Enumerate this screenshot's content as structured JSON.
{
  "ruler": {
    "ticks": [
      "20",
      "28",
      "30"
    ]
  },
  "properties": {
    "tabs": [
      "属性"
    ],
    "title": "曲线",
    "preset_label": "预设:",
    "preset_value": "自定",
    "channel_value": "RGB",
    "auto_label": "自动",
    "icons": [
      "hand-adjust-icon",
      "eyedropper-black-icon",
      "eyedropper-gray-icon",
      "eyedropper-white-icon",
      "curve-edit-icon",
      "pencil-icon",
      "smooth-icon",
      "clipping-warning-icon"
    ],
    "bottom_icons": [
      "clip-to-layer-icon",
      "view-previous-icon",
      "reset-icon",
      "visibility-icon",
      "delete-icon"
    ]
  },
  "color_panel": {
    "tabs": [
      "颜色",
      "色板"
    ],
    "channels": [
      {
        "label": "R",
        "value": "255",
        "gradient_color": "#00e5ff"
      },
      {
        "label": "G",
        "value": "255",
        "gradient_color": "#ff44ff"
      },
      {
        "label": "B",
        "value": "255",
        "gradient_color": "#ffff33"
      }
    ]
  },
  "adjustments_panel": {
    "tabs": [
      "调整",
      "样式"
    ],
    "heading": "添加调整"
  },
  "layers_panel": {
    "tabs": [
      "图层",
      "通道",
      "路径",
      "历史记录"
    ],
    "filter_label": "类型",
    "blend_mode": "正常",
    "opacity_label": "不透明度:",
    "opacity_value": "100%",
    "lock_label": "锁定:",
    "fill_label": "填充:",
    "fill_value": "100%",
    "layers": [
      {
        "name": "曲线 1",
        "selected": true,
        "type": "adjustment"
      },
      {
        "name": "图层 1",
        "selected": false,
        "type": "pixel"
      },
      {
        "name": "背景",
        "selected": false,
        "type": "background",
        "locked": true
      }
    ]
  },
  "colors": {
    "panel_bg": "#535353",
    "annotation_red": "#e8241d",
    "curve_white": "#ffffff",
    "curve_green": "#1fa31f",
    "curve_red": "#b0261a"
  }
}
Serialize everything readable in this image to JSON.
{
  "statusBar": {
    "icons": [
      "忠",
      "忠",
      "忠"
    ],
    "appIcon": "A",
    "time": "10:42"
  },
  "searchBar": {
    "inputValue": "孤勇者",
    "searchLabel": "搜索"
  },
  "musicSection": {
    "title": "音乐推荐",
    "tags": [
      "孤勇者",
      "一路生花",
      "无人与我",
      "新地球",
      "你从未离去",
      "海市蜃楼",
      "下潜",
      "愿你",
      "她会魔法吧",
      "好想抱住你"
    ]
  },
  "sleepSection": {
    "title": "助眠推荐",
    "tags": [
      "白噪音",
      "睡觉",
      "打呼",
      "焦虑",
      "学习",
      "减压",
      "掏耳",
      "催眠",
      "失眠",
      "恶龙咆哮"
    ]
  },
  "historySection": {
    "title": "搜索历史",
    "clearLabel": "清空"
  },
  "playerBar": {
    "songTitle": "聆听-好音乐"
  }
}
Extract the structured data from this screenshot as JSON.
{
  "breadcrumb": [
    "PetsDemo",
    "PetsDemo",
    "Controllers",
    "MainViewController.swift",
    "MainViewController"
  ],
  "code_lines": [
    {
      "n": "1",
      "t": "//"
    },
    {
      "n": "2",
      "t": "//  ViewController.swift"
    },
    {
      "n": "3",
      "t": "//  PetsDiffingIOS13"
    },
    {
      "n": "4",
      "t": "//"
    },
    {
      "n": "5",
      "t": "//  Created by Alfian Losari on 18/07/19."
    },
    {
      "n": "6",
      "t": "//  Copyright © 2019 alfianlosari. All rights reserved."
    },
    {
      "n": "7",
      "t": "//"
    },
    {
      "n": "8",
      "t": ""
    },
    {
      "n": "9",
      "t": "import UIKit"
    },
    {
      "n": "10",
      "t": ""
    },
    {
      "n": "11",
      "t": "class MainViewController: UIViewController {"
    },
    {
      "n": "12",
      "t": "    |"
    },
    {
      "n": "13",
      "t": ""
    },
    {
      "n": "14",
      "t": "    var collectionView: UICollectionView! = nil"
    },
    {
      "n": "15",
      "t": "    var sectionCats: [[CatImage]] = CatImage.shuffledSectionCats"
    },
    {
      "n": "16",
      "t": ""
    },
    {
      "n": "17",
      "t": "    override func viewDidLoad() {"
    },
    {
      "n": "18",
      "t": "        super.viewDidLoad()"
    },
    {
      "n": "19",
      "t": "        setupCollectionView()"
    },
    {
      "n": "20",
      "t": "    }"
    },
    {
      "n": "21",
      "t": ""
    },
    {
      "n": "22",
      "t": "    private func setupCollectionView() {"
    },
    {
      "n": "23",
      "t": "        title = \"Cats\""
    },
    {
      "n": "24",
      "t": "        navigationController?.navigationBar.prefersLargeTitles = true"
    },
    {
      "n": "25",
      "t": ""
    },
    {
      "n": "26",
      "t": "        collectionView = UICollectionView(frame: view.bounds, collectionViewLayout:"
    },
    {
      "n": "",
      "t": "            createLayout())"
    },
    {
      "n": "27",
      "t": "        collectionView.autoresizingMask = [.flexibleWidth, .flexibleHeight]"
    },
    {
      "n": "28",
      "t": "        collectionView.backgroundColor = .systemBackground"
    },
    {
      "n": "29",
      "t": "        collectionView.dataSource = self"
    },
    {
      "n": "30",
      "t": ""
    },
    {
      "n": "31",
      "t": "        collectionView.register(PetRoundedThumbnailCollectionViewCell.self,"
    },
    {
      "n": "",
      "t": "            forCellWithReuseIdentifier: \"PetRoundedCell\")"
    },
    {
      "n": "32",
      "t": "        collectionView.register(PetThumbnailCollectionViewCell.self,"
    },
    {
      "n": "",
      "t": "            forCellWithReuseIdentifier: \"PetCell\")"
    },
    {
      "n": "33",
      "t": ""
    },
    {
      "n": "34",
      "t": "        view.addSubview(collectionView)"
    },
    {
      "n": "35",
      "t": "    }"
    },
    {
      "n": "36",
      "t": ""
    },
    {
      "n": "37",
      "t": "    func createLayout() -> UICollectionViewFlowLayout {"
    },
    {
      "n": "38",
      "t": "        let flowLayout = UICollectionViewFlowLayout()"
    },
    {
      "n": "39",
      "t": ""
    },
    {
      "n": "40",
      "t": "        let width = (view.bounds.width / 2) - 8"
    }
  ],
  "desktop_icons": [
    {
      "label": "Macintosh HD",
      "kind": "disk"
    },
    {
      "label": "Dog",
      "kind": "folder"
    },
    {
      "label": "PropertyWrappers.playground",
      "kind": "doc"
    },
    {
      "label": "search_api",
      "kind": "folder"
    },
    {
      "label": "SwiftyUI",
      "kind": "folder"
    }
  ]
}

| Requirement |
Repeat the material above in full, keeping every word.

| Result below |
Enumerate this screenshot's content as structured JSON.
{
  "ruler": {
    "ticks": [
      "20",
      "28",
      "30"
    ]
  },
  "properties": {
    "tabs": [
      "属性"
    ],
    "title": "曲线",
    "preset_label": "预设:",
    "preset_value": "自定",
    "channel_value": "RGB",
    "auto_label": "自动",
    "icons": [
      "hand-adjust-icon",
      "eyedropper-black-icon",
      "eyedropper-gray-icon",
      "eyedropper-white-icon",
      "curve-edit-icon",
      "pencil-icon",
      "smooth-icon",
      "clipping-warning-icon"
    ],
    "bottom_icons": [
      "clip-to-layer-icon",
      "view-previous-icon",
      "reset-icon",
      "visibility-icon",
      "delete-icon"
    ]
  },
  "color_panel": {
    "tabs": [
      "颜色",
      "色板"
    ],
    "channels": [
      {
        "label": "R",
        "value": "255",
        "gradient_color": "#00e5ff"
      },
      {
        "label": "G",
        "value": "255",
        "gradient_color": "#ff44ff"
      },
      {
        "label": "B",
        "value": "255",
        "gradient_color": "#ffff33"
      }
    ]
  },
  "adjustments_panel": {
    "tabs": [
      "调整",
      "样式"
    ],
    "heading": "添加调整"
  },
  "layers_panel": {
    "tabs": [
      "图层",
      "通道",
      "路径",
      "历史记录"
    ],
    "filter_label": "类型",
    "blend_mode": "正常",
    "opacity_label": "不透明度:",
    "opacity_value": "100%",
    "lock_label": "锁定:",
    "fill_label": "填充:",
    "fill_value": "100%",
    "layers": [
      {
        "name": "曲线 1",
        "selected": true,
        "type": "adjustment"
      },
      {
        "name": "图层 1",
        "selected": false,
        "type": "pixel"
      },
      {
        "name": "背景",
        "selected": false,
        "type": "background",
        "locked": true
      }
    ]
  },
  "colors": {
    "panel_bg": "#535353",
    "annotation_red": "#e8241d",
    "curve_white": "#ffffff",
    "curve_green": "#1fa31f",
    "curve_red": "#b0261a"
  }
}
Serialize everything readable in this image to JSON.
{
  "statusBar": {
    "icons": [
      "忠",
      "忠",
      "忠"
    ],
    "appIcon": "A",
    "time": "10:42"
  },
  "searchBar": {
    "inputValue": "孤勇者",
    "searchLabel": "搜索"
  },
  "musicSection": {
    "title": "音乐推荐",
    "tags": [
      "孤勇者",
      "一路生花",
      "无人与我",
      "新地球",
      "你从未离去",
      "海市蜃楼",
      "下潜",
      "愿你",
      "她会魔法吧",
      "好想抱住你"
    ]
  },
  "sleepSection": {
    "title": "助眠推荐",
    "tags": [
      "白噪音",
      "睡觉",
      "打呼",
      "焦虑",
      "学习",
      "减压",
      "掏耳",
      "催眠",
      "失眠",
      "恶龙咆哮"
    ]
  },
  "historySection": {
    "title": "搜索历史",
    "clearLabel": "清空"
  },
  "playerBar": {
    "songTitle": "聆听-好音乐"
  }
}
Extract the structured data from this screenshot as JSON.
{
  "breadcrumb": [
    "PetsDemo",
    "PetsDemo",
    "Controllers",
    "MainViewController.swift",
    "MainViewController"
  ],
  "code_lines": [
    {
      "n": "1",
      "t": "//"
    },
    {
      "n": "2",
      "t": "//  ViewController.swift"
    },
    {
      "n": "3",
      "t": "//  PetsDiffingIOS13"
    },
    {
      "n": "4",
      "t": "//"
    },
    {
      "n": "5",
      "t": "//  Created by Alfian Losari on 18/07/19."
    },
    {
      "n": "6",
      "t": "//  Copyright © 2019 alfianlosari. All rights reserved."
    },
    {
      "n": "7",
      "t": "//"
    },
    {
      "n": "8",
      "t": ""
    },
    {
      "n": "9",
      "t": "import UIKit"
    },
    {
      "n": "10",
      "t": ""
    },
    {
      "n": "11",
      "t": "class MainViewController: UIViewController {"
    },
    {
      "n": "12",
      "t": "    |"
    },
    {
      "n": "13",
      "t": ""
    },
    {
      "n": "14",
      "t": "    var collectionView: UICollectionView! = nil"
    },
    {
      "n": "15",
      "t": "    var sectionCats: [[CatImage]] = CatImage.shuffledSectionCats"
    },
    {
      "n": "16",
      "t": ""
    },
    {
      "n": "17",
      "t": "    override func viewDidLoad() {"
    },
    {
      "n": "18",
      "t": "        super.viewDidLoad()"
    },
    {
      "n": "19",
      "t": "        setupCollectionView()"
    },
    {
      "n": "20",
      "t": "    }"
    },
    {
      "n": "21",
      "t": ""
    },
    {
      "n": "22",
      "t": "    private func setupCollectionView() {"
    },
    {
      "n": "23",
      "t": "        title = \"Cats\""
    },
    {
      "n": "24",
      "t": "        navigationController?.navigationBar.prefersLargeTitles = true"
    },
    {
      "n": "25",
      "t": ""
    },
    {
      "n": "26",
      "t": "        collectionView = UICollectionView(frame: view.bounds, collectionViewLayout:"
    },
    {
      "n": "",
      "t": "            createLayout())"
    },
    {
      "n": "27",
      "t": "        collectionView.autoresizingMask = [.flexibleWidth, .flexibleHeight]"
    },
    {
      "n": "28",
      "t": "        collectionView.backgroundColor = .systemBackground"
    },
    {
      "n": "29",
      "t": "        collectionView.dataSource = self"
    },
    {
      "n": "30",
      "t": ""
    },
    {
      "n": "31",
      "t": "        collectionView.register(PetRoundedThumbnailCollectionViewCell.self,"
    },
    {
      "n": "",
      "t": "            forCellWithReuseIdentifier: \"PetRoundedCell\")"
    },
    {
      "n": "32",
      "t": "        collectionView.register(PetThumbnailCollectionViewCell.self,"
    },
    {
      "n": "",
      "t": "            forCellWithReuseIdentifier: \"PetCell\")"
    },
    {
      "n": "33",
      "t": ""
    },
    {
      "n": "34",
      "t": "        view.addSubview(collectionView)"
    },
    {
      "n": "35",
      "t": "    }"
    },
    {
      "n": "36",
      "t": ""
    },
    {
      "n": "37",
      "t": "    func createLayout() -> UICollectionViewFlowLayout {"
    },
    {
      "n": "38",
      "t": "        let flowLayout = UICollectionViewFlowLayout()"
    },
    {
      "n": "39",
      "t": ""
    },
    {
      "n": "40",
      "t": "        let width = (view.bounds.width / 2) - 8"
    }
  ],
  "desktop_icons": [
    {
      "label": "Macintosh HD",
      "kind": "disk"
    },
    {
      "label": "Dog",
      "kind": "folder"
    },
    {
      "label": "PropertyWrappers.playground",
      "kind": "doc"
    },
    {
      "label": "search_api",
      "kind": "folder"
    },
    {
      "label": "SwiftyUI",
      "kind": "folder"
    }
  ]
}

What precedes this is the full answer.